• Requirements: Find and return each line containing "this".

• Task data:
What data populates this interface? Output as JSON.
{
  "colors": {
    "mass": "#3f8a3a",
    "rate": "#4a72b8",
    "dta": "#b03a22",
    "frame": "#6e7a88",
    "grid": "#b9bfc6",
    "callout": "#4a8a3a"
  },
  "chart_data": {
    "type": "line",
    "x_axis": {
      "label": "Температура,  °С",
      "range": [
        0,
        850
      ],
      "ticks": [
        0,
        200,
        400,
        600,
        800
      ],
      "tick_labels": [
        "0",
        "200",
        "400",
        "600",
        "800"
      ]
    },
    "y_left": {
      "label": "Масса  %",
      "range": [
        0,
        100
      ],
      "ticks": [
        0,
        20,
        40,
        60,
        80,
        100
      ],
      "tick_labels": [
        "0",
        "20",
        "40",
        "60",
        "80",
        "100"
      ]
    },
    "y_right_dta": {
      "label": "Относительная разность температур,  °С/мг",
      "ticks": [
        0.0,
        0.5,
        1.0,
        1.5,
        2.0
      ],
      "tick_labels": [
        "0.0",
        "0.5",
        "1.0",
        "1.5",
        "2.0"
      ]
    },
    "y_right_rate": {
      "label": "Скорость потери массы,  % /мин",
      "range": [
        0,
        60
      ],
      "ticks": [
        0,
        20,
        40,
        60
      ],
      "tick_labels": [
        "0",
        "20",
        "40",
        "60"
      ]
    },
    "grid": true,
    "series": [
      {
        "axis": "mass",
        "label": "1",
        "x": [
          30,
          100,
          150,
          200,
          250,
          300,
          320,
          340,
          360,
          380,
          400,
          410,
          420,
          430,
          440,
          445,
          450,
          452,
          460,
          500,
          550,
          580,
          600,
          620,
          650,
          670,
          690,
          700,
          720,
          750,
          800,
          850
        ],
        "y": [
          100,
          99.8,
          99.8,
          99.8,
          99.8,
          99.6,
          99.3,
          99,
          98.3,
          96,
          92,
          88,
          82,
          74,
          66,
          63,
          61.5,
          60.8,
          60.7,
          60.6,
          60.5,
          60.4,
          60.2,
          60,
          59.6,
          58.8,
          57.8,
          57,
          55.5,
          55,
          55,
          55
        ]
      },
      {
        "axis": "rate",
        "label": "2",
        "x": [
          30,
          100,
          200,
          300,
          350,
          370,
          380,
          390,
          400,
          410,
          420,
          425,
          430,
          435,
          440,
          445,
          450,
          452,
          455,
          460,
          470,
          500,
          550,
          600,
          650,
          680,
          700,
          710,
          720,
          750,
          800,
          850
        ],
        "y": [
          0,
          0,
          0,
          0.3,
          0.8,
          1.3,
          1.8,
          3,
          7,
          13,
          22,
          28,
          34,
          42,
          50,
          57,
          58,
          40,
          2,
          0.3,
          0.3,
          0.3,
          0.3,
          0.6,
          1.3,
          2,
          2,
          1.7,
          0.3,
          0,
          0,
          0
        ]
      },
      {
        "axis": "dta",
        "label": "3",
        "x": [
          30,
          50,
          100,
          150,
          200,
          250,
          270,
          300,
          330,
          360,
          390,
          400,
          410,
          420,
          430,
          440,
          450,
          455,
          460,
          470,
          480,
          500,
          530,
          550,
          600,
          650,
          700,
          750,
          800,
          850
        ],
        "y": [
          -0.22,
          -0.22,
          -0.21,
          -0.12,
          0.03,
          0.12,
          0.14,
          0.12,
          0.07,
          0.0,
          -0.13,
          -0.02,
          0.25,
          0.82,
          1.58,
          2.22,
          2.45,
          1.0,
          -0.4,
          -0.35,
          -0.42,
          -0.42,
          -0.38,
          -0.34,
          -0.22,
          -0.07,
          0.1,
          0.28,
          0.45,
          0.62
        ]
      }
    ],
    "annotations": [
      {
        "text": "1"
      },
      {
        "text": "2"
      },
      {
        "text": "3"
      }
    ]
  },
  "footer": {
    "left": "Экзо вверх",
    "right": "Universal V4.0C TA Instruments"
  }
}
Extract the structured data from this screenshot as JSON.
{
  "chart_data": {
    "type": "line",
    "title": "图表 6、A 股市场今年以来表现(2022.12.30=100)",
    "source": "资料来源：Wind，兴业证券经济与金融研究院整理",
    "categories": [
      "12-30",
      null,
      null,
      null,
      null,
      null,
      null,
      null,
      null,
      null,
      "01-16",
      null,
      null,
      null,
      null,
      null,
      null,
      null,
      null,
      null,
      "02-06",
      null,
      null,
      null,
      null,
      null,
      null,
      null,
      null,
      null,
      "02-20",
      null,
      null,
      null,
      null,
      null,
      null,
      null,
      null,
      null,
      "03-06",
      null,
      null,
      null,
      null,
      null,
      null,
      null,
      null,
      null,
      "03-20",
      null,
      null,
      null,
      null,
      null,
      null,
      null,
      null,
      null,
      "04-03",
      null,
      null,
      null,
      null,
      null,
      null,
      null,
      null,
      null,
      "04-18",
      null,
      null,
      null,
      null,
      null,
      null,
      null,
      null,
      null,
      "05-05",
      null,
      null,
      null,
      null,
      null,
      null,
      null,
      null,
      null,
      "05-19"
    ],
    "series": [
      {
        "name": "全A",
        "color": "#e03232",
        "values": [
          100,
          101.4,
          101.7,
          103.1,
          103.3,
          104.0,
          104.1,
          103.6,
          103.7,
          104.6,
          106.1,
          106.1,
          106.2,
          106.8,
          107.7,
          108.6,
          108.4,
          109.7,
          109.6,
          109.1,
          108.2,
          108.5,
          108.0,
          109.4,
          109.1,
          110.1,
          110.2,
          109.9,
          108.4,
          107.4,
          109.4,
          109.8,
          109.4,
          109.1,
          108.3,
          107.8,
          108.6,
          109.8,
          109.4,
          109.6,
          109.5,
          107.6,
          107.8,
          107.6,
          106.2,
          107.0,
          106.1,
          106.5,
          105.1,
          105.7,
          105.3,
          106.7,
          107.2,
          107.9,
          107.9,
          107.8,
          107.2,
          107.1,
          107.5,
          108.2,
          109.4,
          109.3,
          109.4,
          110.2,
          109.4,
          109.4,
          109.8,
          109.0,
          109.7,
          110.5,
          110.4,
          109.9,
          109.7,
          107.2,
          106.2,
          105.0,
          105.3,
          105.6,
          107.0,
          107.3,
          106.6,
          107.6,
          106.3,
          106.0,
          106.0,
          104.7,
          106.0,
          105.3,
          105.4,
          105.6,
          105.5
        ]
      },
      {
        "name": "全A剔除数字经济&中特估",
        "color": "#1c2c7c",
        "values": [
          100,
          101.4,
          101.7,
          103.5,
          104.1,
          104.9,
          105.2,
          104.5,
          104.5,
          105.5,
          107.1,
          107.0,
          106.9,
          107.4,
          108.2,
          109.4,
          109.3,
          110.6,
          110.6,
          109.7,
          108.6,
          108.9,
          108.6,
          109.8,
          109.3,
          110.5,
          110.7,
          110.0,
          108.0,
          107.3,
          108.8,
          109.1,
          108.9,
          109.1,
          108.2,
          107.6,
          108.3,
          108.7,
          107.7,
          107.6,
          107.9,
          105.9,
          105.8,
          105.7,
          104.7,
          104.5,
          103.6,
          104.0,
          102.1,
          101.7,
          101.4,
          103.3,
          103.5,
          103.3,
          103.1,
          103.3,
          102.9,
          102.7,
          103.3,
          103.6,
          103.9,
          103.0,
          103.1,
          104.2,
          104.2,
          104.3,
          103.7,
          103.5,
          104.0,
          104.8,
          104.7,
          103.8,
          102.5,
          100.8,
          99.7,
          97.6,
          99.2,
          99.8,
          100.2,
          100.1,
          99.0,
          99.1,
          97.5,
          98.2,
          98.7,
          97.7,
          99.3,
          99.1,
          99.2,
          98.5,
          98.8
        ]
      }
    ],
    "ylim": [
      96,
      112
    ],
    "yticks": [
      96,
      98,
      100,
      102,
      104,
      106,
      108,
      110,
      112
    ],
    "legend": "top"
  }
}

• Response to the task:
What data populates this interface? Output as JSON.
Extract the structured data from this screenshot as JSON.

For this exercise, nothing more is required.